WHAT IS ASKED: Copy everything from the start of the records down to the line containing "Text: 74: 74 — [370, 445, 382, 454]", including that line, and replace "Bar" with "Block" while leaving everything else unchanged.

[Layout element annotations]
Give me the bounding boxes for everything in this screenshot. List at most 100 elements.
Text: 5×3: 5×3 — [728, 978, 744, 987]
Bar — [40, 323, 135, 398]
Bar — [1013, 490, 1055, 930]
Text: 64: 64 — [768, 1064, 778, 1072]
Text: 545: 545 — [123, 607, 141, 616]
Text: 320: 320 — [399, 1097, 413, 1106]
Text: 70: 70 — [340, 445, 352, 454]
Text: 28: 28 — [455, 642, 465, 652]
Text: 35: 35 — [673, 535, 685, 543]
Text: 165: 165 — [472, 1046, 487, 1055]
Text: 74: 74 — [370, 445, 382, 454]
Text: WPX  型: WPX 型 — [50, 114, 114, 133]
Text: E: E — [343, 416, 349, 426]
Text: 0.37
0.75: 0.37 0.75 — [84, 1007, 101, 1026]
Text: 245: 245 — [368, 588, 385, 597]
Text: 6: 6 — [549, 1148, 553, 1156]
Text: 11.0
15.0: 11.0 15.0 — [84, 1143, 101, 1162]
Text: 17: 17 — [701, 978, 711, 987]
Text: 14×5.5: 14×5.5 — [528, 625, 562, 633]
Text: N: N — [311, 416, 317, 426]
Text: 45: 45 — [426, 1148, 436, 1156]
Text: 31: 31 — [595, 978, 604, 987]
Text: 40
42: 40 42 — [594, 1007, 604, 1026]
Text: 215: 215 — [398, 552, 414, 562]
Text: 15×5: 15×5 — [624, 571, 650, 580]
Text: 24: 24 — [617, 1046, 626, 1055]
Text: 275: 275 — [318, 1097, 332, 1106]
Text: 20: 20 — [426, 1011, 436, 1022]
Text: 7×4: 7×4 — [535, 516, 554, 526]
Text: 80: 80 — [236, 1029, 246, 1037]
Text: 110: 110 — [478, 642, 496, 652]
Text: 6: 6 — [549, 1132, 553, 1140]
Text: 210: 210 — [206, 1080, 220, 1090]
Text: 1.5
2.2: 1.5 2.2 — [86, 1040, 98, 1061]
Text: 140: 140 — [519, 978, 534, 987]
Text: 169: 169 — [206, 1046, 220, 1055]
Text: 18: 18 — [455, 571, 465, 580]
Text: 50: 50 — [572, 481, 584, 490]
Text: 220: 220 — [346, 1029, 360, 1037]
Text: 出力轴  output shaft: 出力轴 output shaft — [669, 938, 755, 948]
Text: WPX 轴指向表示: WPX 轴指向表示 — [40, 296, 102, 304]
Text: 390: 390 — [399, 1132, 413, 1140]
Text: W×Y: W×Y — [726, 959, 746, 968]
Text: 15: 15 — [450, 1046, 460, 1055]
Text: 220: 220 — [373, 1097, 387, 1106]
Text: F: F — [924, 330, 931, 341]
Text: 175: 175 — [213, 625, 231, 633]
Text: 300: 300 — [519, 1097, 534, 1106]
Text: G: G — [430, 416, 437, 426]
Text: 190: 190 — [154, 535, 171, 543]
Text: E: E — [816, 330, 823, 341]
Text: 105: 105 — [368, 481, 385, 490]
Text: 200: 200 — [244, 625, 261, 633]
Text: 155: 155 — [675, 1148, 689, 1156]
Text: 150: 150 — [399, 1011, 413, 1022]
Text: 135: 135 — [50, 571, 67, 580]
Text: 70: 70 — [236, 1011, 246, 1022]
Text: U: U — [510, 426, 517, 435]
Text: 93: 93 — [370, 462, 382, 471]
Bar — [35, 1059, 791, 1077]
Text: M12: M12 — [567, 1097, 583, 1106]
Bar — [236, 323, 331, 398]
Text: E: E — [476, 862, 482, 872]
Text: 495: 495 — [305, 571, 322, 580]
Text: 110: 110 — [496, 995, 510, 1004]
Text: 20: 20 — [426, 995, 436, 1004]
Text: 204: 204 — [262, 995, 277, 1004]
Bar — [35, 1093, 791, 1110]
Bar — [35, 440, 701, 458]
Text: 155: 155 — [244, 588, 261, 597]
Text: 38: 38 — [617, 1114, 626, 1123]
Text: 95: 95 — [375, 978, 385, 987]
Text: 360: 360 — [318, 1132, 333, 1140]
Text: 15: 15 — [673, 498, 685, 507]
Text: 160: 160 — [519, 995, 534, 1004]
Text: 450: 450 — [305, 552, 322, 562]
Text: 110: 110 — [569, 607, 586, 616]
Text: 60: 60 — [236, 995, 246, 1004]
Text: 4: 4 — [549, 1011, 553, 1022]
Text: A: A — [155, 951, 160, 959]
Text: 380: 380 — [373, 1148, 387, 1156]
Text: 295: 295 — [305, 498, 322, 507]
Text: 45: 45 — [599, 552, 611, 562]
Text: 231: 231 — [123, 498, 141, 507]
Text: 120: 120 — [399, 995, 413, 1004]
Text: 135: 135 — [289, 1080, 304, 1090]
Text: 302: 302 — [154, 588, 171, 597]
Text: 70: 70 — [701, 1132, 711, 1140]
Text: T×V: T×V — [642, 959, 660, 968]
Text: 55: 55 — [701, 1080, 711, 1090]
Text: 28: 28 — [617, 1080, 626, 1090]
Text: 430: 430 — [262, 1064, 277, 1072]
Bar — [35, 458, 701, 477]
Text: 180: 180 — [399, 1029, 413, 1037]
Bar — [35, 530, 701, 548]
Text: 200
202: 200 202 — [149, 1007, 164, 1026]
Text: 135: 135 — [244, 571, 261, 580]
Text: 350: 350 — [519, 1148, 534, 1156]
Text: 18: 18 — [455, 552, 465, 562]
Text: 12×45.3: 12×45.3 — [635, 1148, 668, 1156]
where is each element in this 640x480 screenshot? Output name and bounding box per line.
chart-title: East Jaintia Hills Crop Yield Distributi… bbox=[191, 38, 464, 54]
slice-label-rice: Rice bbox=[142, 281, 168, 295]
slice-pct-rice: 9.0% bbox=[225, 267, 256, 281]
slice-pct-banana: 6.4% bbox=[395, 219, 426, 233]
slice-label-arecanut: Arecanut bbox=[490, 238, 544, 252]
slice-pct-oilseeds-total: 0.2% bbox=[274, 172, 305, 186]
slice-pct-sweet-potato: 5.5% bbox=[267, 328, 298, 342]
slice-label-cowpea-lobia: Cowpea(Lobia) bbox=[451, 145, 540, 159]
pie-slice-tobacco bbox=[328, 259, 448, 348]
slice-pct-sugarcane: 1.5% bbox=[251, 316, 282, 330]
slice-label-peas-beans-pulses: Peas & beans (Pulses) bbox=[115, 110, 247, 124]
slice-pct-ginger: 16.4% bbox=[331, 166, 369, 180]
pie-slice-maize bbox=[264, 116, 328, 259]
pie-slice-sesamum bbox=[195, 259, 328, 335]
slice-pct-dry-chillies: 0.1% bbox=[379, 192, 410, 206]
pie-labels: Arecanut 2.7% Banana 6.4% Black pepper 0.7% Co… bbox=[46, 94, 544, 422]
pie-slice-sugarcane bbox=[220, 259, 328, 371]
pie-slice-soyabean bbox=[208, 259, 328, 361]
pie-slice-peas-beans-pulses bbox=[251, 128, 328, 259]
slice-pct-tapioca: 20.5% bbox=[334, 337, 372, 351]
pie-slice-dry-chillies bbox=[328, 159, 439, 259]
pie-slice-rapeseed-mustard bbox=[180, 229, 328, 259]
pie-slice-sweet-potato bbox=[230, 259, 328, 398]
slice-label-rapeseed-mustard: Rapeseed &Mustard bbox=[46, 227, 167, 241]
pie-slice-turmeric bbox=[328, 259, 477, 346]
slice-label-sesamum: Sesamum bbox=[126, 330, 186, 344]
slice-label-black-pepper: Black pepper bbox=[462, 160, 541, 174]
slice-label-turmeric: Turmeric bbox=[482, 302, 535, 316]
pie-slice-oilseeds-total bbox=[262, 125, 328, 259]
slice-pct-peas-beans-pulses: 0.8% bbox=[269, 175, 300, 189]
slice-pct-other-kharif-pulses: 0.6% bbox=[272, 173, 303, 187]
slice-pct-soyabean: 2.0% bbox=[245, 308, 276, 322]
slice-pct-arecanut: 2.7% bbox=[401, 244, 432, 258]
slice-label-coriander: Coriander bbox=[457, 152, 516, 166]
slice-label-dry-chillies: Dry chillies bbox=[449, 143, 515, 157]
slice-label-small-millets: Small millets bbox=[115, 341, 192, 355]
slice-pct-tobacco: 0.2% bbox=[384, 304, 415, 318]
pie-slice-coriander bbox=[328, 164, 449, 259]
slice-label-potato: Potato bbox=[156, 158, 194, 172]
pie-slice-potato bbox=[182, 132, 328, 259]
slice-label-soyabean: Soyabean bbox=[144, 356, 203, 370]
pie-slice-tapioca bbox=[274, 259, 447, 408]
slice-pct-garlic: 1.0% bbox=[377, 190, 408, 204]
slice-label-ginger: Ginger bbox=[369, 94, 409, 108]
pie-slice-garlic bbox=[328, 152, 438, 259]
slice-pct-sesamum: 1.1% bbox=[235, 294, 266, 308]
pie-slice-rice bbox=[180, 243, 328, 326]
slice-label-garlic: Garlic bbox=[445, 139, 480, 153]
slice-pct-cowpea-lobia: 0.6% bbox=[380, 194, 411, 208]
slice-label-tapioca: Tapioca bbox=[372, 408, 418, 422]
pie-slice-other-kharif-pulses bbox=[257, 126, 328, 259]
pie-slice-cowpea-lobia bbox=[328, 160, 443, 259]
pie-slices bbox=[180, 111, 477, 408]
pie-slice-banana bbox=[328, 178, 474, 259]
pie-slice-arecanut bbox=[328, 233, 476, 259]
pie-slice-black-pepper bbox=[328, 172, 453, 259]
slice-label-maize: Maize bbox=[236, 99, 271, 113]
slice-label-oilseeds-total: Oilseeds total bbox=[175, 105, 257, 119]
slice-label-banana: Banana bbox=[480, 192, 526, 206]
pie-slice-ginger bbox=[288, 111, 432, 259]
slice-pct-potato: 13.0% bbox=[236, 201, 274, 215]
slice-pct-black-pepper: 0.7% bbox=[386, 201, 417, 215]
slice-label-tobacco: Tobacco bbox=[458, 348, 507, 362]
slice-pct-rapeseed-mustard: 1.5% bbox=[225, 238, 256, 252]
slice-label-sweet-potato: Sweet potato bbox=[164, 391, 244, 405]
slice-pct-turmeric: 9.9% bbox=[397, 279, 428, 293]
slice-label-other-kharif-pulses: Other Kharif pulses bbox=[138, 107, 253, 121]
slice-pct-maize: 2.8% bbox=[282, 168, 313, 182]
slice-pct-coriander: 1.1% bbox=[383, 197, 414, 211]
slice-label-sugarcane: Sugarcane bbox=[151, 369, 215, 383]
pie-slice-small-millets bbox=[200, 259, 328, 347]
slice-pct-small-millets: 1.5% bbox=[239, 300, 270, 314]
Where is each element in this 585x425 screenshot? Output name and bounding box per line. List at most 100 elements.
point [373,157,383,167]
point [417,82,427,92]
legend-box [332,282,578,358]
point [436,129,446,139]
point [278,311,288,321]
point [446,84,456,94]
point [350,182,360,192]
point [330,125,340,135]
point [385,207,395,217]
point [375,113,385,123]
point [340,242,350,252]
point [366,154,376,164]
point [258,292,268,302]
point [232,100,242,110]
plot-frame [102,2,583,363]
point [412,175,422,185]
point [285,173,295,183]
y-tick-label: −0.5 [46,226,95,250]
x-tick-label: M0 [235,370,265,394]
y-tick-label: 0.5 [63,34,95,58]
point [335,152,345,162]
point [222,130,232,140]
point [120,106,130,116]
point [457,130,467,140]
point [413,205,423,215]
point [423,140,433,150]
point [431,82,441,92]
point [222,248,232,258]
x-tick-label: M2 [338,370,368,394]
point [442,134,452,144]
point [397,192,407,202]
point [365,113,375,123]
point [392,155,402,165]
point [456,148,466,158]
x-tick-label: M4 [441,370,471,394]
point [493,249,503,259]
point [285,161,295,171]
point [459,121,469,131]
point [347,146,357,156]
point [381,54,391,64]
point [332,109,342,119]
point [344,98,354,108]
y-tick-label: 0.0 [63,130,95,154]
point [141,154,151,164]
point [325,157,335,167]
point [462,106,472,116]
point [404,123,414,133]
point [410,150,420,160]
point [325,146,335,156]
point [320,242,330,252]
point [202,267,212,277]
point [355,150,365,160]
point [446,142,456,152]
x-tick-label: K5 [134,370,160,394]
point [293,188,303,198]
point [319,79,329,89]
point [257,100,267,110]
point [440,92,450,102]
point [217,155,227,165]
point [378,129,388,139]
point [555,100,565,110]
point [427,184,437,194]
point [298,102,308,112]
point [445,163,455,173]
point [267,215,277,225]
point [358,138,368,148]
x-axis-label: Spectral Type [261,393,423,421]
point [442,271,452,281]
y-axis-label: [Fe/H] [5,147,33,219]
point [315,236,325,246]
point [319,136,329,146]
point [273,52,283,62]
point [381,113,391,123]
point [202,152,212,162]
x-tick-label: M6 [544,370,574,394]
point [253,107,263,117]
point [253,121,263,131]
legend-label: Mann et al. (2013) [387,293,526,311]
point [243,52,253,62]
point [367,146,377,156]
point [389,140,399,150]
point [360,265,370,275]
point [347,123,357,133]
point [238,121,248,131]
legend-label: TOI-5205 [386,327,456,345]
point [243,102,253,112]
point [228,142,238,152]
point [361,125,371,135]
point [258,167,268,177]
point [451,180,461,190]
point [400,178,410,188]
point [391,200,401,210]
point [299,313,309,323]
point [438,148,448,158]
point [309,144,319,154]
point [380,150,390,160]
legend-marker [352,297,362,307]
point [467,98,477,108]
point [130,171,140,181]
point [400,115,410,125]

WRITTEN REPLY:
Give me the bounding boxes for everything in this screenshot. List at most 100 elements.
Text: 5×3: 5×3 — [728, 978, 744, 987]
Block — [40, 323, 135, 398]
Block — [1013, 490, 1055, 930]
Text: 64: 64 — [768, 1064, 778, 1072]
Text: 545: 545 — [123, 607, 141, 616]
Text: 320: 320 — [399, 1097, 413, 1106]
Text: 70: 70 — [340, 445, 352, 454]
Text: 28: 28 — [455, 642, 465, 652]
Text: 35: 35 — [673, 535, 685, 543]
Text: 165: 165 — [472, 1046, 487, 1055]
Text: 74: 74 — [370, 445, 382, 454]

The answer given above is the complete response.